Required task
Return every line of the items from the one containing "svg-text:10: 10 (245, 647, 253, 656)" through the final line, both included, reproducing each line without any change.

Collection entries
%%
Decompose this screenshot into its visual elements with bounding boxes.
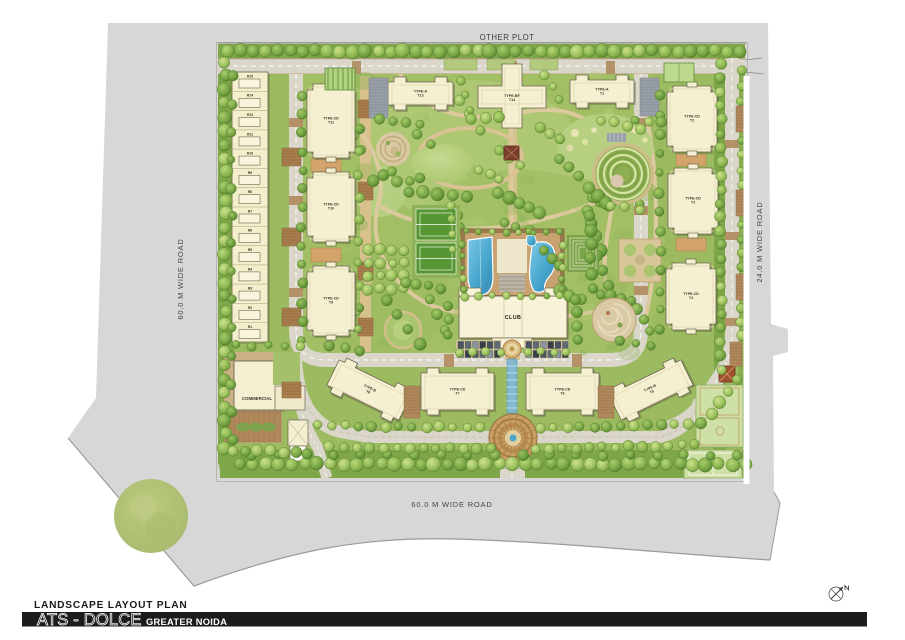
svg-text:R4: R4 [248, 267, 252, 271]
svg-text:T9: T9 [329, 301, 333, 305]
svg-text:R12: R12 [247, 113, 253, 117]
svg-text:R11: R11 [247, 132, 253, 136]
svg-text:R14: R14 [247, 94, 253, 98]
svg-text:R5: R5 [248, 248, 252, 252]
svg-text:LANDSCAPE LAYOUT PLAN: LANDSCAPE LAYOUT PLAN [34, 600, 187, 611]
svg-text:T11: T11 [328, 121, 334, 125]
svg-text:R3: R3 [248, 287, 252, 291]
svg-text:R15: R15 [247, 74, 253, 78]
svg-text:T13: T13 [417, 94, 423, 98]
svg-text:R10: R10 [247, 152, 253, 156]
svg-text:T10: T10 [328, 207, 334, 211]
svg-text:60.0 M WIDE ROAD: 60.0 M WIDE ROAD [411, 500, 492, 509]
svg-text:T7: T7 [455, 392, 459, 396]
svg-text:OTHER PLOT: OTHER PLOT [480, 33, 535, 42]
svg-text:ATS - DOLCE: ATS - DOLCE [37, 611, 142, 629]
svg-text:CLUB: CLUB [505, 315, 522, 321]
svg-text:T4: T4 [689, 296, 693, 300]
svg-text:T6: T6 [560, 392, 564, 396]
svg-text:T14: T14 [509, 98, 515, 102]
svg-text:R8: R8 [248, 190, 252, 194]
svg-text:R6: R6 [248, 229, 252, 233]
svg-text:R2: R2 [248, 306, 252, 310]
svg-text:GREATER NOIDA: GREATER NOIDA [146, 617, 227, 627]
svg-text:60.0 M WIDE ROAD: 60.0 M WIDE ROAD [176, 238, 185, 319]
svg-text:R9: R9 [248, 171, 252, 175]
svg-text:R7: R7 [248, 209, 252, 213]
svg-text:R1: R1 [248, 325, 252, 329]
svg-text:COMMERCIAL: COMMERCIAL [242, 396, 273, 401]
svg-text:24.0 M WIDE ROAD: 24.0 M WIDE ROAD [755, 201, 764, 282]
svg-text:T1: T1 [600, 92, 604, 96]
svg-text:T2: T2 [690, 119, 694, 123]
svg-text:T3: T3 [691, 201, 695, 205]
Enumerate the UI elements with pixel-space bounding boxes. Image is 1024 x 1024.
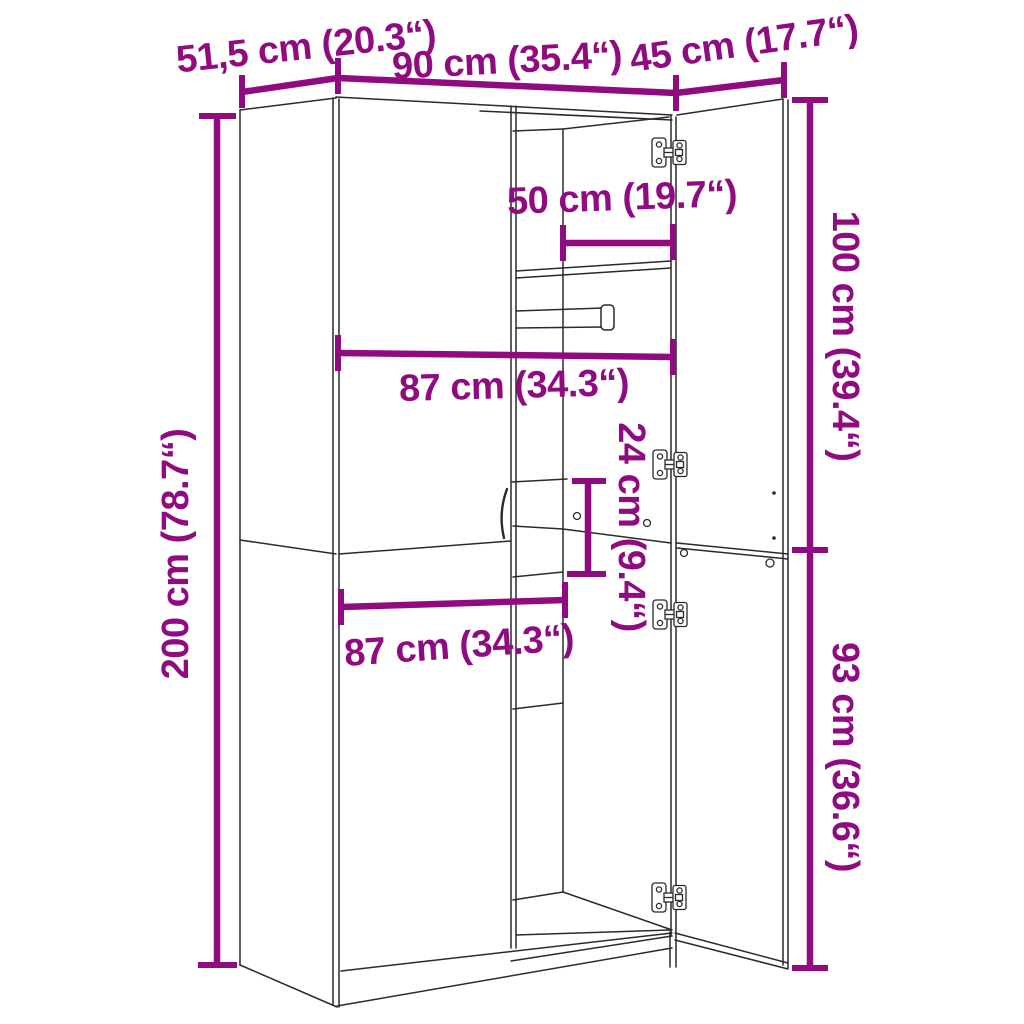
hinge-part bbox=[676, 150, 683, 156]
pin-hole-icon bbox=[766, 559, 774, 567]
cabinet-line bbox=[339, 541, 511, 554]
hinge-part bbox=[657, 454, 662, 459]
dimension-upper-door-height: 100 cm (39.4“) bbox=[792, 100, 866, 550]
dimension-label-total-height: 200 cm (78.7“) bbox=[155, 429, 197, 680]
cabinet-line bbox=[677, 543, 788, 554]
screw-dot-icon bbox=[772, 536, 776, 540]
cabinet-line bbox=[513, 703, 563, 709]
cabinet-line bbox=[563, 117, 669, 129]
dimension-line bbox=[242, 78, 338, 92]
cabinet-line bbox=[513, 526, 563, 529]
cabinet-drawing bbox=[240, 97, 788, 1007]
cabinet-line bbox=[675, 940, 788, 969]
hinge-part bbox=[678, 605, 683, 610]
dimension-lower-door-height: 93 cm (36.6“) bbox=[792, 550, 866, 968]
cabinet-line bbox=[677, 548, 788, 559]
dimension-inner-depth: 50 cm (19.7“) bbox=[506, 173, 737, 261]
hinges bbox=[652, 138, 687, 912]
hinge-icon bbox=[652, 138, 686, 167]
door-handle-icon bbox=[502, 489, 507, 538]
hinge-part bbox=[656, 903, 661, 908]
cabinet-line bbox=[240, 98, 336, 110]
cabinet-line bbox=[516, 930, 670, 935]
hinge-part bbox=[677, 901, 682, 906]
cabinet-line bbox=[513, 129, 563, 131]
hinge-part bbox=[676, 895, 683, 901]
pin-hole-icon bbox=[574, 513, 581, 520]
hinge-part bbox=[677, 888, 682, 893]
dimension-label-lower-inner-width: 87 cm (34.3“) bbox=[343, 617, 575, 675]
dimension-label-inner-depth: 50 cm (19.7“) bbox=[506, 173, 737, 223]
hinge-part bbox=[677, 612, 684, 618]
hinge-part bbox=[678, 468, 683, 473]
cabinet-line bbox=[677, 99, 783, 115]
cabinet-line bbox=[516, 327, 603, 328]
dimension-line bbox=[341, 600, 565, 607]
dimension-lower-inner-width: 87 cm (34.3“) bbox=[341, 582, 575, 675]
wardrobe-dimension-diagram: 51,5 cm (20.3“)90 cm (35.4“)45 cm (17.7“… bbox=[0, 0, 1024, 1024]
hinge-part bbox=[657, 470, 662, 475]
dimension-label-upper-inner-width: 87 cm (34.3“) bbox=[398, 362, 629, 410]
cabinet-line bbox=[513, 572, 563, 577]
hinge-part bbox=[657, 604, 662, 609]
pin-hole-icon bbox=[681, 550, 688, 557]
hinge-part bbox=[677, 143, 682, 148]
dimension-door-width: 45 cm (17.7“) bbox=[627, 7, 861, 98]
hinge-part bbox=[677, 462, 684, 468]
dimension-total-height: 200 cm (78.7“) bbox=[155, 116, 237, 965]
cabinet-line bbox=[675, 933, 788, 963]
dimension-cubby-height: 24 cm (9.4“) bbox=[567, 422, 652, 631]
hinge-icon bbox=[652, 883, 686, 912]
dimension-upper-inner-width: 87 cm (34.3“) bbox=[338, 335, 673, 410]
dimension-label-lower-door-height: 93 cm (36.6“) bbox=[824, 642, 866, 872]
dimension-line bbox=[338, 353, 673, 357]
hinge-part bbox=[657, 620, 662, 625]
hinge-icon bbox=[653, 600, 687, 629]
cabinet-line bbox=[240, 540, 336, 554]
cabinet-line bbox=[341, 933, 672, 971]
diagram-canvas: 51,5 cm (20.3“)90 cm (35.4“)45 cm (17.7“… bbox=[0, 0, 1024, 1024]
dimension-line bbox=[676, 80, 784, 93]
cabinet-line bbox=[512, 479, 567, 482]
screw-dot-icon bbox=[772, 491, 776, 495]
dimension-label-upper-door-height: 100 cm (39.4“) bbox=[824, 211, 866, 462]
cabinet-line bbox=[516, 308, 603, 311]
dimension-label-cubby-height: 24 cm (9.4“) bbox=[610, 422, 652, 631]
cabinet-line bbox=[480, 111, 672, 120]
hinge-part bbox=[656, 142, 661, 147]
hinge-part bbox=[656, 158, 661, 163]
cabinet-line bbox=[240, 965, 337, 1007]
hinge-part bbox=[677, 156, 682, 161]
cabinet-line bbox=[337, 948, 672, 1006]
hinge-part bbox=[678, 455, 683, 460]
hinge-part bbox=[656, 887, 661, 892]
hinge-part bbox=[678, 618, 683, 623]
clothes-rail-end-icon bbox=[601, 305, 614, 330]
hinge-icon bbox=[653, 450, 687, 479]
cabinet-line bbox=[513, 892, 563, 900]
dimension-label-door-width: 45 cm (17.7“) bbox=[627, 7, 861, 81]
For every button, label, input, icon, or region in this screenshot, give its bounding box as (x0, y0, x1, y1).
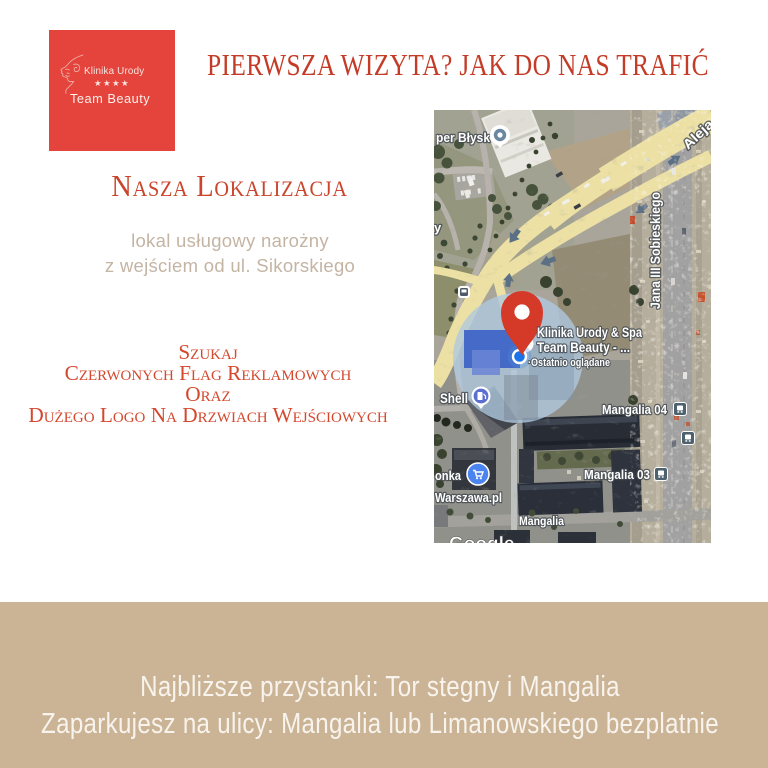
svg-text:y: y (434, 220, 442, 235)
svg-text:per Błysk: per Błysk (436, 130, 491, 145)
svg-text:Mangalia: Mangalia (519, 514, 564, 528)
svg-text:onka: onka (435, 468, 462, 483)
svg-text:Google: Google (449, 534, 514, 543)
svg-text:Klinika Urody & Spa: Klinika Urody & Spa (537, 325, 642, 340)
svg-text:Shell: Shell (440, 390, 468, 406)
svg-text:Jana III Sobieskiego: Jana III Sobieskiego (648, 192, 663, 309)
svg-text:·Ostatnio oglądane: ·Ostatnio oglądane (528, 357, 610, 369)
svg-text:Mangalia 03: Mangalia 03 (584, 467, 650, 482)
svg-text:Mangalia 04: Mangalia 04 (602, 402, 668, 417)
svg-text:Warszawa.pl: Warszawa.pl (435, 490, 502, 505)
svg-text:Team Beauty - ...: Team Beauty - ... (537, 340, 630, 355)
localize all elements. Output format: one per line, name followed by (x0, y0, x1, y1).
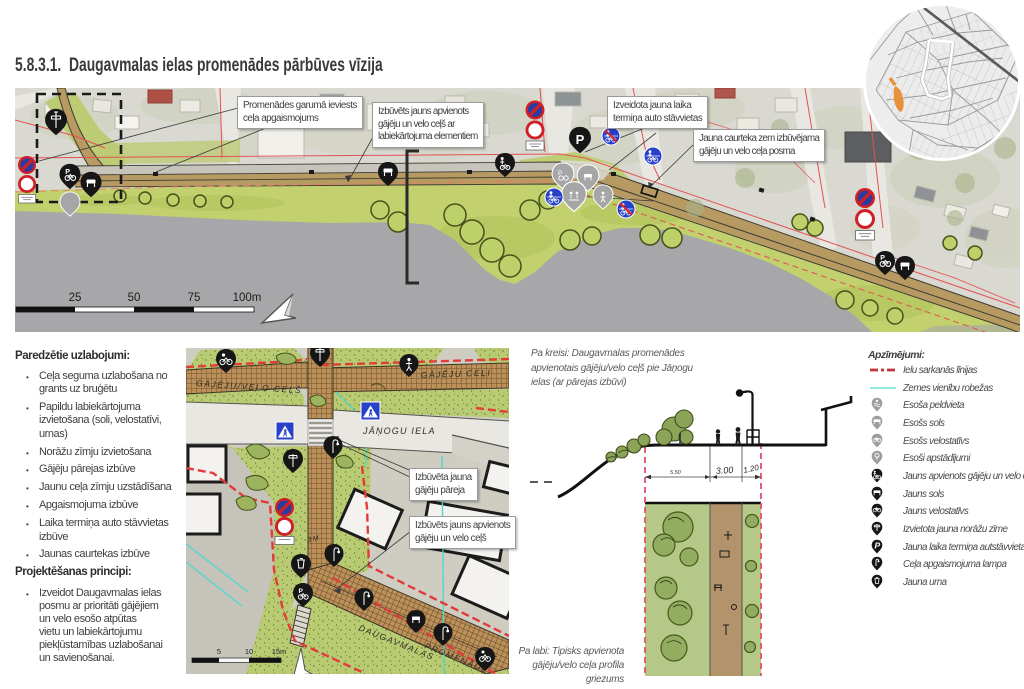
svg-text:10: 10 (245, 647, 253, 656)
svg-text:5.50: 5.50 (670, 470, 682, 476)
svg-text:25: 25 (69, 292, 82, 304)
svg-text:3.00: 3.00 (715, 465, 733, 476)
svg-text:15m: 15m (272, 647, 287, 656)
svg-text:50: 50 (128, 292, 141, 304)
svg-text:100m: 100m (233, 292, 262, 304)
svg-text:P: P (874, 540, 880, 550)
svg-text:75: 75 (188, 292, 201, 304)
svg-text:JĀŅOGU IELA: JĀŅOGU IELA (362, 426, 436, 436)
svg-text:1.20: 1.20 (743, 463, 761, 475)
svg-text:P: P (576, 132, 585, 147)
svg-text:5: 5 (217, 647, 221, 656)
%%
Answer to this problem
svg-text:10: 10 (245, 647, 253, 656)
svg-text:5.50: 5.50 (670, 470, 682, 476)
svg-text:25: 25 (69, 292, 82, 304)
svg-text:3.00: 3.00 (715, 465, 733, 476)
svg-text:15m: 15m (272, 647, 287, 656)
svg-text:50: 50 (128, 292, 141, 304)
svg-text:100m: 100m (233, 292, 262, 304)
svg-text:P: P (874, 540, 880, 550)
svg-text:75: 75 (188, 292, 201, 304)
svg-text:JĀŅOGU IELA: JĀŅOGU IELA (362, 426, 436, 436)
svg-text:1.20: 1.20 (743, 463, 761, 475)
svg-text:P: P (576, 132, 585, 147)
svg-text:5: 5 (217, 647, 221, 656)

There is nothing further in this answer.